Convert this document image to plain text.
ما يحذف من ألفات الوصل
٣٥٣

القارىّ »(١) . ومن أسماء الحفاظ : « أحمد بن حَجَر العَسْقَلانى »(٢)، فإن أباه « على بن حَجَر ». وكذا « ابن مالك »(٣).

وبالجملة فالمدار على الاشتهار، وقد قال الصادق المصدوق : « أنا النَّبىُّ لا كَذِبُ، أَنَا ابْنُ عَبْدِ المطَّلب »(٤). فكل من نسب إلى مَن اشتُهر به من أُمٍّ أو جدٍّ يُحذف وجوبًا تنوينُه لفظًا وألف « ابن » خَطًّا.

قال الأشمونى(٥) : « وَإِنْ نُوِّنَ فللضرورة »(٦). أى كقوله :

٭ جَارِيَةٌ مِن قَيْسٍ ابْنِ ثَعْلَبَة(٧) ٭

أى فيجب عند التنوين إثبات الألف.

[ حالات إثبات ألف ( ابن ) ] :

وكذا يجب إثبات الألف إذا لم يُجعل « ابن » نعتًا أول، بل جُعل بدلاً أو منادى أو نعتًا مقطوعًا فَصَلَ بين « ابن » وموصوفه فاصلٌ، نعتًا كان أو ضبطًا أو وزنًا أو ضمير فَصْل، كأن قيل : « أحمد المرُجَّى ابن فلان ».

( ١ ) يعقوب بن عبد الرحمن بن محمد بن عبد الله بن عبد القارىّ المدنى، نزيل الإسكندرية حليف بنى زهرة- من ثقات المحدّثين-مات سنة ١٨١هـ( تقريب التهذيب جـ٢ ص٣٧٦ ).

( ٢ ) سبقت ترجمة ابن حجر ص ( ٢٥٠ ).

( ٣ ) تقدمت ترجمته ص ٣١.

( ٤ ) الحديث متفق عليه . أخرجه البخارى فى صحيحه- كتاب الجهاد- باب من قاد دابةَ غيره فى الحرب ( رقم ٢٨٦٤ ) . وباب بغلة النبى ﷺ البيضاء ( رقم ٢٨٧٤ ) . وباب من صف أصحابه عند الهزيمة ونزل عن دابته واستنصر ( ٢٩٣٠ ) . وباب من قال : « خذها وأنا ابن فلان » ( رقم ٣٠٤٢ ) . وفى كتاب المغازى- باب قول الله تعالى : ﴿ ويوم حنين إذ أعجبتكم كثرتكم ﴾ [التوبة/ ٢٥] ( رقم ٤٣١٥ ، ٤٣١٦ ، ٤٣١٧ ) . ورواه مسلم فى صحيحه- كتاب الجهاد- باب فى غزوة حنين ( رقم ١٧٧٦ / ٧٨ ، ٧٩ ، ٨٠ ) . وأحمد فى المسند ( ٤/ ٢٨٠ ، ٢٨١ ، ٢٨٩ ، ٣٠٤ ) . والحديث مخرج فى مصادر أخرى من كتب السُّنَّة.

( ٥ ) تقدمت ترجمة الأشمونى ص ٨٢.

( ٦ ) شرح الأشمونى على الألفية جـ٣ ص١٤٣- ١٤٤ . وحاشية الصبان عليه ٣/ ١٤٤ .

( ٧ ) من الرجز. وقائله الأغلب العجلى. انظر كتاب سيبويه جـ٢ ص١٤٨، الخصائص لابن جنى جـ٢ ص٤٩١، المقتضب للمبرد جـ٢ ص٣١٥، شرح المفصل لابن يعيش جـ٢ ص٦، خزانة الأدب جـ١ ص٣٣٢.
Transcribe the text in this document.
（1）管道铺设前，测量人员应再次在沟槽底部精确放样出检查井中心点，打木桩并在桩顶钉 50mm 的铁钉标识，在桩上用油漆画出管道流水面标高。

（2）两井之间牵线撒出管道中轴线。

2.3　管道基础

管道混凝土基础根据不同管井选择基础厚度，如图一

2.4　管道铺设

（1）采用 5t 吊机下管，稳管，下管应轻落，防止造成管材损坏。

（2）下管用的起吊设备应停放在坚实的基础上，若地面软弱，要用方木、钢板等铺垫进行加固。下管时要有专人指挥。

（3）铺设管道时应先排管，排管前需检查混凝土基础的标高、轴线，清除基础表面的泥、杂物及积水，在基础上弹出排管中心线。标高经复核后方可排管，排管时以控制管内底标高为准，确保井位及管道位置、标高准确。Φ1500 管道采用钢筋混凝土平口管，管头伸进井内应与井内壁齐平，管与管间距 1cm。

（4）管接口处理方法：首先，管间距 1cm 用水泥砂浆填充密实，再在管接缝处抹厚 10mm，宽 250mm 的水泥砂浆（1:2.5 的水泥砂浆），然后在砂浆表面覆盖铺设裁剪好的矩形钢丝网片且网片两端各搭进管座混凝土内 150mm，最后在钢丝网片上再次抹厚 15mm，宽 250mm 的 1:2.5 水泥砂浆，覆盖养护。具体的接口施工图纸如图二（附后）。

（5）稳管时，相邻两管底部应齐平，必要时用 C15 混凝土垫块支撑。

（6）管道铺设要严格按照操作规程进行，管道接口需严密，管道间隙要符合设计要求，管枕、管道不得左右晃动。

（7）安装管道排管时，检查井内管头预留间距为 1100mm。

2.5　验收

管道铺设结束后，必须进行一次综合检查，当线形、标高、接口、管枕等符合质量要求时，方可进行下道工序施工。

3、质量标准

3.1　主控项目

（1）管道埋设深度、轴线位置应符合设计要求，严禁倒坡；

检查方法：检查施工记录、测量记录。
********
• [Aim of the exercise]:
Give the number of lines in the listing above that hold the string "this", with nothing else.

• [Task response]:
2